**WHAT IS BEING ASKED**
Can you quote the records below in full, word for word?

[Records that describe figures]
# # # # # # #

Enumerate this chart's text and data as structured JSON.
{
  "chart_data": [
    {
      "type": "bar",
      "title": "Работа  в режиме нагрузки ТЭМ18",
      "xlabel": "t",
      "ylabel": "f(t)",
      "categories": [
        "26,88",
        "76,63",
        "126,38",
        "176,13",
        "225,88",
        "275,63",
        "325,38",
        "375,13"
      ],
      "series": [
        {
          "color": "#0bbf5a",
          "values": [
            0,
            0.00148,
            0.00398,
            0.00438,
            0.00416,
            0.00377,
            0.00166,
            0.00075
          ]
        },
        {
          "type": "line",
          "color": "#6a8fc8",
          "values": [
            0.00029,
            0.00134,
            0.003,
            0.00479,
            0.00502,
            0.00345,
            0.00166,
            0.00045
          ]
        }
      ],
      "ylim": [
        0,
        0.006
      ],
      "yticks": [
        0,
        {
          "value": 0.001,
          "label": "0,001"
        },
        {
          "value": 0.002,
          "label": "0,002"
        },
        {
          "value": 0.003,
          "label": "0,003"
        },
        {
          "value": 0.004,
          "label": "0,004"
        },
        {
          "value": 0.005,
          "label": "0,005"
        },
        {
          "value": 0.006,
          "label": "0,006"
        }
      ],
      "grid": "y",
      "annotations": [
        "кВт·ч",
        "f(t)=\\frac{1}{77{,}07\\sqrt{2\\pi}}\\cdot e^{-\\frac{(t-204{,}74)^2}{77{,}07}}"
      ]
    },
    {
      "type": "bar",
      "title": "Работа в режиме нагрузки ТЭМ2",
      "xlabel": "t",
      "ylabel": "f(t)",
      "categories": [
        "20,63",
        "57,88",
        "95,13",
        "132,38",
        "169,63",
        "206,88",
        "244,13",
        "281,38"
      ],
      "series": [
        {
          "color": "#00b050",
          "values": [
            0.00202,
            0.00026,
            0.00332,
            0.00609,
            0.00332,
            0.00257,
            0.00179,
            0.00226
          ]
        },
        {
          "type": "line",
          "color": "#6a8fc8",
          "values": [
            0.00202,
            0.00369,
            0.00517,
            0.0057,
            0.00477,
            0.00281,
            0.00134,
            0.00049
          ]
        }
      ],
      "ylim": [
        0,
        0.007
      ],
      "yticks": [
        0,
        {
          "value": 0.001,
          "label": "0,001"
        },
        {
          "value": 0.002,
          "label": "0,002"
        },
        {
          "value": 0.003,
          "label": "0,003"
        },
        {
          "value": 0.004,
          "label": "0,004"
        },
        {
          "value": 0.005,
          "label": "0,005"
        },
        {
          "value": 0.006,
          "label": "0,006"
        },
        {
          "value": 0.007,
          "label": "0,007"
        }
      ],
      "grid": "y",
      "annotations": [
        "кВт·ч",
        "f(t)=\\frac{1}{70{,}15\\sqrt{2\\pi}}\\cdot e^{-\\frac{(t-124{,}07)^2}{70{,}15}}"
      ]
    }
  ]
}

# # # # # # #

**TASK RESULT**
Enumerate this chart's text and data as structured JSON.
{
  "chart_data": [
    {
      "type": "bar",
      "title": "Работа  в режиме нагрузки ТЭМ18",
      "xlabel": "t",
      "ylabel": "f(t)",
      "categories": [
        "26,88",
        "76,63",
        "126,38",
        "176,13",
        "225,88",
        "275,63",
        "325,38",
        "375,13"
      ],
      "series": [
        {
          "color": "#0bbf5a",
          "values": [
            0,
            0.00148,
            0.00398,
            0.00438,
            0.00416,
            0.00377,
            0.00166,
            0.00075
          ]
        },
        {
          "type": "line",
          "color": "#6a8fc8",
          "values": [
            0.00029,
            0.00134,
            0.003,
            0.00479,
            0.00502,
            0.00345,
            0.00166,
            0.00045
          ]
        }
      ],
      "ylim": [
        0,
        0.006
      ],
      "yticks": [
        0,
        {
          "value": 0.001,
          "label": "0,001"
        },
        {
          "value": 0.002,
          "label": "0,002"
        },
        {
          "value": 0.003,
          "label": "0,003"
        },
        {
          "value": 0.004,
          "label": "0,004"
        },
        {
          "value": 0.005,
          "label": "0,005"
        },
        {
          "value": 0.006,
          "label": "0,006"
        }
      ],
      "grid": "y",
      "annotations": [
        "кВт·ч",
        "f(t)=\\frac{1}{77{,}07\\sqrt{2\\pi}}\\cdot e^{-\\frac{(t-204{,}74)^2}{77{,}07}}"
      ]
    },
    {
      "type": "bar",
      "title": "Работа в режиме нагрузки ТЭМ2",
      "xlabel": "t",
      "ylabel": "f(t)",
      "categories": [
        "20,63",
        "57,88",
        "95,13",
        "132,38",
        "169,63",
        "206,88",
        "244,13",
        "281,38"
      ],
      "series": [
        {
          "color": "#00b050",
          "values": [
            0.00202,
            0.00026,
            0.00332,
            0.00609,
            0.00332,
            0.00257,
            0.00179,
            0.00226
          ]
        },
        {
          "type": "line",
          "color": "#6a8fc8",
          "values": [
            0.00202,
            0.00369,
            0.00517,
            0.0057,
            0.00477,
            0.00281,
            0.00134,
            0.00049
          ]
        }
      ],
      "ylim": [
        0,
        0.007
      ],
      "yticks": [
        0,
        {
          "value": 0.001,
          "label": "0,001"
        },
        {
          "value": 0.002,
          "label": "0,002"
        },
        {
          "value": 0.003,
          "label": "0,003"
        },
        {
          "value": 0.004,
          "label": "0,004"
        },
        {
          "value": 0.005,
          "label": "0,005"
        },
        {
          "value": 0.006,
          "label": "0,006"
        },
        {
          "value": 0.007,
          "label": "0,007"
        }
      ],
      "grid": "y",
      "annotations": [
        "кВт·ч",
        "f(t)=\\frac{1}{70{,}15\\sqrt{2\\pi}}\\cdot e^{-\\frac{(t-124{,}07)^2}{70{,}15}}"
      ]
    }
  ]
}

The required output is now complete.